Begin DATA TO PROCESS

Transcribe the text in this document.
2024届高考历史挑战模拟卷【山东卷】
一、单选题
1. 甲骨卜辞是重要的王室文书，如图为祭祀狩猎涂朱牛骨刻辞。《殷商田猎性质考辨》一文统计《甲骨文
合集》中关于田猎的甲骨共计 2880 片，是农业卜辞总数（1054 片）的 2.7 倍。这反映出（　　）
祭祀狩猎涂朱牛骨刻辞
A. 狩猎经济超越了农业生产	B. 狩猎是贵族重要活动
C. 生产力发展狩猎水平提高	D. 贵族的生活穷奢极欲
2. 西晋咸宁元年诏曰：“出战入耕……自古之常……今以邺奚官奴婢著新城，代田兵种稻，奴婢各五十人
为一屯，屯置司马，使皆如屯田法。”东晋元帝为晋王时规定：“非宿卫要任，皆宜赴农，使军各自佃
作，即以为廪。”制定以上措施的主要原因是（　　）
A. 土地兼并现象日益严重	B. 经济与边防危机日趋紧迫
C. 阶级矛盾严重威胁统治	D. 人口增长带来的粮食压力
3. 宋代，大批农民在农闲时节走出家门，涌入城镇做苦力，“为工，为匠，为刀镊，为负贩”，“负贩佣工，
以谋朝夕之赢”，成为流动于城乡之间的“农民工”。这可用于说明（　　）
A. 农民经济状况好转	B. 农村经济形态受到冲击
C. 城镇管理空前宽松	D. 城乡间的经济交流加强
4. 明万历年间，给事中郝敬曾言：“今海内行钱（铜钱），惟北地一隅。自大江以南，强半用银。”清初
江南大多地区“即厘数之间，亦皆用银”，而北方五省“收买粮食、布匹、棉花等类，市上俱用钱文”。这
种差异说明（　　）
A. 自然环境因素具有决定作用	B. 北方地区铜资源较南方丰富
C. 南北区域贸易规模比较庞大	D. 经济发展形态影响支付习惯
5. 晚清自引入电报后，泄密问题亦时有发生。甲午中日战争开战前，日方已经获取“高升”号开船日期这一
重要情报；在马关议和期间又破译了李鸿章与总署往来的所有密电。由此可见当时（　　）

End DATA TO PROCESS

Print the material verbatim, all of it.

> [ANSWER]
Transcribe the text in this document.
2024届高考历史挑战模拟卷【山东卷】
一、单选题
1. 甲骨卜辞是重要的王室文书，如图为祭祀狩猎涂朱牛骨刻辞。《殷商田猎性质考辨》一文统计《甲骨文
合集》中关于田猎的甲骨共计 2880 片，是农业卜辞总数（1054 片）的 2.7 倍。这反映出（　　）
祭祀狩猎涂朱牛骨刻辞
A. 狩猎经济超越了农业生产	B. 狩猎是贵族重要活动
C. 生产力发展狩猎水平提高	D. 贵族的生活穷奢极欲
2. 西晋咸宁元年诏曰：“出战入耕……自古之常……今以邺奚官奴婢著新城，代田兵种稻，奴婢各五十人
为一屯，屯置司马，使皆如屯田法。”东晋元帝为晋王时规定：“非宿卫要任，皆宜赴农，使军各自佃
作，即以为廪。”制定以上措施的主要原因是（　　）
A. 土地兼并现象日益严重	B. 经济与边防危机日趋紧迫
C. 阶级矛盾严重威胁统治	D. 人口增长带来的粮食压力
3. 宋代，大批农民在农闲时节走出家门，涌入城镇做苦力，“为工，为匠，为刀镊，为负贩”，“负贩佣工，
以谋朝夕之赢”，成为流动于城乡之间的“农民工”。这可用于说明（　　）
A. 农民经济状况好转	B. 农村经济形态受到冲击
C. 城镇管理空前宽松	D. 城乡间的经济交流加强
4. 明万历年间，给事中郝敬曾言：“今海内行钱（铜钱），惟北地一隅。自大江以南，强半用银。”清初
江南大多地区“即厘数之间，亦皆用银”，而北方五省“收买粮食、布匹、棉花等类，市上俱用钱文”。这
种差异说明（　　）
A. 自然环境因素具有决定作用	B. 北方地区铜资源较南方丰富
C. 南北区域贸易规模比较庞大	D. 经济发展形态影响支付习惯
5. 晚清自引入电报后，泄密问题亦时有发生。甲午中日战争开战前，日方已经获取“高升”号开船日期这一
重要情报；在马关议和期间又破译了李鸿章与总署往来的所有密电。由此可见当时（　　）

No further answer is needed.